- [Task instructions]
Return all the entries exactly, keeping pictures out.

-- start of Data excerpts --

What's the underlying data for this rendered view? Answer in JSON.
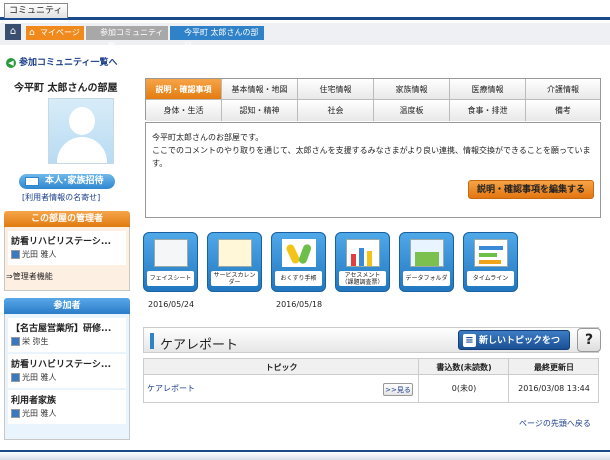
{
  "header": {
    "community_tab": "コミュニティ",
    "home_icon": "home-icon",
    "breadcrumb": [
      "マイページ",
      "参加コミュニティ一覧",
      "今平町 太郎さんの部屋"
    ]
  },
  "back_link": "参加コミュニティ一覧へ",
  "sidebar": {
    "room_title": "今平町 太郎さんの部屋",
    "invite_label": "本人･家族招待",
    "name_card_label": "[利用者情報の名寄せ]",
    "admin_section": {
      "title": "この部屋の管理者",
      "org": "訪看リハビリステーシ...",
      "person": "光田 雅人",
      "function_label": "⇒管理者機能"
    },
    "participants_section": {
      "title": "参加者",
      "groups": [
        {
          "org": "【名古屋営業所】研修...",
          "person": "栄 弥生"
        },
        {
          "org": "訪看リハビリステーシ...",
          "person": "光田 雅人"
        },
        {
          "org": "利用者家族",
          "person": "光田 雅人"
        }
      ]
    }
  },
  "tabs": {
    "row1": [
      "説明・確認事項",
      "基本情報・地図",
      "住宅情報",
      "家族情報",
      "医療情報",
      "介護情報"
    ],
    "row2": [
      "身体・生活",
      "認知・精神",
      "社会",
      "温度板",
      "食事・排泄",
      "備考"
    ],
    "active": "説明・確認事項"
  },
  "description": {
    "lines": [
      "今平町太郎さんのお部屋です。",
      "ここでのコメントのやり取りを通じて、太郎さんを支援するみなさまがより良い連携、情報交換ができることを願っていま",
      "す。"
    ],
    "edit_button": "説明・確認事項を編集する"
  },
  "tiles": [
    {
      "label": "フェイスシート",
      "date": "2016/05/24",
      "icon": "face-sheet-icon"
    },
    {
      "label": "サービスカレンダー",
      "date": "",
      "icon": "calendar-icon"
    },
    {
      "label": "おくすり手帳",
      "date": "2016/05/18",
      "icon": "medicine-icon"
    },
    {
      "label": "アセスメント（課題調査票）",
      "date": "",
      "icon": "assessment-icon"
    },
    {
      "label": "データフォルダ",
      "date": "",
      "icon": "folder-icon"
    },
    {
      "label": "タイムライン",
      "date": "",
      "icon": "timeline-icon"
    }
  ],
  "care_report": {
    "title": "ケアレポート",
    "new_topic_button": "新しいトピックをつくる",
    "help_label": "?",
    "columns": [
      "トピック",
      "書込数(未読数)",
      "最終更新日"
    ],
    "rows": [
      {
        "topic": "ケアレポート",
        "view_label": ">>見る",
        "count": "0(未0)",
        "updated": "2016/03/08 13:44"
      }
    ]
  },
  "page_top_link": "ページの先頭へ戻る",
  "colors": {
    "accent_orange": "#f08a1c",
    "accent_blue": "#2f82c8",
    "navy": "#1a4a8c"
  }
}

-- end of Data excerpts --

- [Response below]
What's the underlying data for this rendered view? Answer in JSON.
{
  "header": {
    "community_tab": "コミュニティ",
    "home_icon": "home-icon",
    "breadcrumb": [
      "マイページ",
      "参加コミュニティ一覧",
      "今平町 太郎さんの部屋"
    ]
  },
  "back_link": "参加コミュニティ一覧へ",
  "sidebar": {
    "room_title": "今平町 太郎さんの部屋",
    "invite_label": "本人･家族招待",
    "name_card_label": "[利用者情報の名寄せ]",
    "admin_section": {
      "title": "この部屋の管理者",
      "org": "訪看リハビリステーシ...",
      "person": "光田 雅人",
      "function_label": "⇒管理者機能"
    },
    "participants_section": {
      "title": "参加者",
      "groups": [
        {
          "org": "【名古屋営業所】研修...",
          "person": "栄 弥生"
        },
        {
          "org": "訪看リハビリステーシ...",
          "person": "光田 雅人"
        },
        {
          "org": "利用者家族",
          "person": "光田 雅人"
        }
      ]
    }
  },
  "tabs": {
    "row1": [
      "説明・確認事項",
      "基本情報・地図",
      "住宅情報",
      "家族情報",
      "医療情報",
      "介護情報"
    ],
    "row2": [
      "身体・生活",
      "認知・精神",
      "社会",
      "温度板",
      "食事・排泄",
      "備考"
    ],
    "active": "説明・確認事項"
  },
  "description": {
    "lines": [
      "今平町太郎さんのお部屋です。",
      "ここでのコメントのやり取りを通じて、太郎さんを支援するみなさまがより良い連携、情報交換ができることを願っていま",
      "す。"
    ],
    "edit_button": "説明・確認事項を編集する"
  },
  "tiles": [
    {
      "label": "フェイスシート",
      "date": "2016/05/24",
      "icon": "face-sheet-icon"
    },
    {
      "label": "サービスカレンダー",
      "date": "",
      "icon": "calendar-icon"
    },
    {
      "label": "おくすり手帳",
      "date": "2016/05/18",
      "icon": "medicine-icon"
    },
    {
      "label": "アセスメント（課題調査票）",
      "date": "",
      "icon": "assessment-icon"
    },
    {
      "label": "データフォルダ",
      "date": "",
      "icon": "folder-icon"
    },
    {
      "label": "タイムライン",
      "date": "",
      "icon": "timeline-icon"
    }
  ],
  "care_report": {
    "title": "ケアレポート",
    "new_topic_button": "新しいトピックをつくる",
    "help_label": "?",
    "columns": [
      "トピック",
      "書込数(未読数)",
      "最終更新日"
    ],
    "rows": [
      {
        "topic": "ケアレポート",
        "view_label": ">>見る",
        "count": "0(未0)",
        "updated": "2016/03/08 13:44"
      }
    ]
  },
  "page_top_link": "ページの先頭へ戻る",
  "colors": {
    "accent_orange": "#f08a1c",
    "accent_blue": "#2f82c8",
    "navy": "#1a4a8c"
  }
}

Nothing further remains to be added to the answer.